Do this
Write out every entry word for word.

[Collection entries]
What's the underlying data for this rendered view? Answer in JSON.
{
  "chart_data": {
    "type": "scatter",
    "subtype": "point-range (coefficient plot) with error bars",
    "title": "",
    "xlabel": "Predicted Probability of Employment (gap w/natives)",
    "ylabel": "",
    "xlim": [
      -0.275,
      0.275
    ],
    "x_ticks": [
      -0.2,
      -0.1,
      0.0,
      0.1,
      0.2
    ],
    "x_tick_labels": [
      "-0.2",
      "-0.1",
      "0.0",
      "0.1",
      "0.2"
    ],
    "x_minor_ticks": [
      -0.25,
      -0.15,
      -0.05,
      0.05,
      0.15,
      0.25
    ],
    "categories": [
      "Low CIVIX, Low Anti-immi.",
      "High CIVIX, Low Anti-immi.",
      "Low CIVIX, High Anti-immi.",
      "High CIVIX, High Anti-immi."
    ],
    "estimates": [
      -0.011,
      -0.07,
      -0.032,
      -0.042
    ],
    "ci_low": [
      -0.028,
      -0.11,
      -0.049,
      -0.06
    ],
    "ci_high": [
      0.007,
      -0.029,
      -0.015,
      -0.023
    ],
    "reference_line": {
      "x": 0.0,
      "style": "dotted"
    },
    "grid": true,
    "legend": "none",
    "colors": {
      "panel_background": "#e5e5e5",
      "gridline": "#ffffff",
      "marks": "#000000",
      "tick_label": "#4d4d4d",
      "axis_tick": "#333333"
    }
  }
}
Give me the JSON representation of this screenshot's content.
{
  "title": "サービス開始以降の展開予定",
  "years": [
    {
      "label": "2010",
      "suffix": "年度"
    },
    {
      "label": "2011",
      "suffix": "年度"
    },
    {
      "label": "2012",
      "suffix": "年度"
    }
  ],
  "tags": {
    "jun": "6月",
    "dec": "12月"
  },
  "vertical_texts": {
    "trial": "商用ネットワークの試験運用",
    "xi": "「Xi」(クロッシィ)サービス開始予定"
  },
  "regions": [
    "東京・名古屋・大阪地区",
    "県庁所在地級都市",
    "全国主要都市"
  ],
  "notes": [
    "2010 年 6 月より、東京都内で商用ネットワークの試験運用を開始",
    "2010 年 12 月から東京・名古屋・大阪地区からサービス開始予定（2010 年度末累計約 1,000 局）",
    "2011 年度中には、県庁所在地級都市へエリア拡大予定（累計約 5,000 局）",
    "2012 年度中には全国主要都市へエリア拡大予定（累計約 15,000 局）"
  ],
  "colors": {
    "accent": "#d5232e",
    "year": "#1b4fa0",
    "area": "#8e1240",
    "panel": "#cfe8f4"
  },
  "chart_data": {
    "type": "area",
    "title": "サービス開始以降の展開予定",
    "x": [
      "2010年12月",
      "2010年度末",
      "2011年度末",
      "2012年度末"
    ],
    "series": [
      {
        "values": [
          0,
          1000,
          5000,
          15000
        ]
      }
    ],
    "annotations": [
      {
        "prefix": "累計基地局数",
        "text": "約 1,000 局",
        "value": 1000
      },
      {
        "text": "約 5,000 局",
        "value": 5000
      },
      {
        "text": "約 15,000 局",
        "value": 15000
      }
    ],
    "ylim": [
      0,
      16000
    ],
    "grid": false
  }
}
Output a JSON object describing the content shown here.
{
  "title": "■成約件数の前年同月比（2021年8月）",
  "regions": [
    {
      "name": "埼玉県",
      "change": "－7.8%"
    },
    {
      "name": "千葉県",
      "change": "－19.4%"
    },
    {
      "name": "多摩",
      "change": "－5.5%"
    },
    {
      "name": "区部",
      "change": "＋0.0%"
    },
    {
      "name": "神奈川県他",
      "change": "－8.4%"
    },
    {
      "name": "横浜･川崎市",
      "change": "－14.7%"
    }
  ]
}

Full response
What's the underlying data for this rendered view? Answer in JSON.
{
  "chart_data": {
    "type": "scatter",
    "subtype": "point-range (coefficient plot) with error bars",
    "title": "",
    "xlabel": "Predicted Probability of Employment (gap w/natives)",
    "ylabel": "",
    "xlim": [
      -0.275,
      0.275
    ],
    "x_ticks": [
      -0.2,
      -0.1,
      0.0,
      0.1,
      0.2
    ],
    "x_tick_labels": [
      "-0.2",
      "-0.1",
      "0.0",
      "0.1",
      "0.2"
    ],
    "x_minor_ticks": [
      -0.25,
      -0.15,
      -0.05,
      0.05,
      0.15,
      0.25
    ],
    "categories": [
      "Low CIVIX, Low Anti-immi.",
      "High CIVIX, Low Anti-immi.",
      "Low CIVIX, High Anti-immi.",
      "High CIVIX, High Anti-immi."
    ],
    "estimates": [
      -0.011,
      -0.07,
      -0.032,
      -0.042
    ],
    "ci_low": [
      -0.028,
      -0.11,
      -0.049,
      -0.06
    ],
    "ci_high": [
      0.007,
      -0.029,
      -0.015,
      -0.023
    ],
    "reference_line": {
      "x": 0.0,
      "style": "dotted"
    },
    "grid": true,
    "legend": "none",
    "colors": {
      "panel_background": "#e5e5e5",
      "gridline": "#ffffff",
      "marks": "#000000",
      "tick_label": "#4d4d4d",
      "axis_tick": "#333333"
    }
  }
}
Give me the JSON representation of this screenshot's content.
{
  "title": "サービス開始以降の展開予定",
  "years": [
    {
      "label": "2010",
      "suffix": "年度"
    },
    {
      "label": "2011",
      "suffix": "年度"
    },
    {
      "label": "2012",
      "suffix": "年度"
    }
  ],
  "tags": {
    "jun": "6月",
    "dec": "12月"
  },
  "vertical_texts": {
    "trial": "商用ネットワークの試験運用",
    "xi": "「Xi」(クロッシィ)サービス開始予定"
  },
  "regions": [
    "東京・名古屋・大阪地区",
    "県庁所在地級都市",
    "全国主要都市"
  ],
  "notes": [
    "2010 年 6 月より、東京都内で商用ネットワークの試験運用を開始",
    "2010 年 12 月から東京・名古屋・大阪地区からサービス開始予定（2010 年度末累計約 1,000 局）",
    "2011 年度中には、県庁所在地級都市へエリア拡大予定（累計約 5,000 局）",
    "2012 年度中には全国主要都市へエリア拡大予定（累計約 15,000 局）"
  ],
  "colors": {
    "accent": "#d5232e",
    "year": "#1b4fa0",
    "area": "#8e1240",
    "panel": "#cfe8f4"
  },
  "chart_data": {
    "type": "area",
    "title": "サービス開始以降の展開予定",
    "x": [
      "2010年12月",
      "2010年度末",
      "2011年度末",
      "2012年度末"
    ],
    "series": [
      {
        "values": [
          0,
          1000,
          5000,
          15000
        ]
      }
    ],
    "annotations": [
      {
        "prefix": "累計基地局数",
        "text": "約 1,000 局",
        "value": 1000
      },
      {
        "text": "約 5,000 局",
        "value": 5000
      },
      {
        "text": "約 15,000 局",
        "value": 15000
      }
    ],
    "ylim": [
      0,
      16000
    ],
    "grid": false
  }
}
Output a JSON object describing the content shown here.
{
  "title": "■成約件数の前年同月比（2021年8月）",
  "regions": [
    {
      "name": "埼玉県",
      "change": "－7.8%"
    },
    {
      "name": "千葉県",
      "change": "－19.4%"
    },
    {
      "name": "多摩",
      "change": "－5.5%"
    },
    {
      "name": "区部",
      "change": "＋0.0%"
    },
    {
      "name": "神奈川県他",
      "change": "－8.4%"
    },
    {
      "name": "横浜･川崎市",
      "change": "－14.7%"
    }
  ]
}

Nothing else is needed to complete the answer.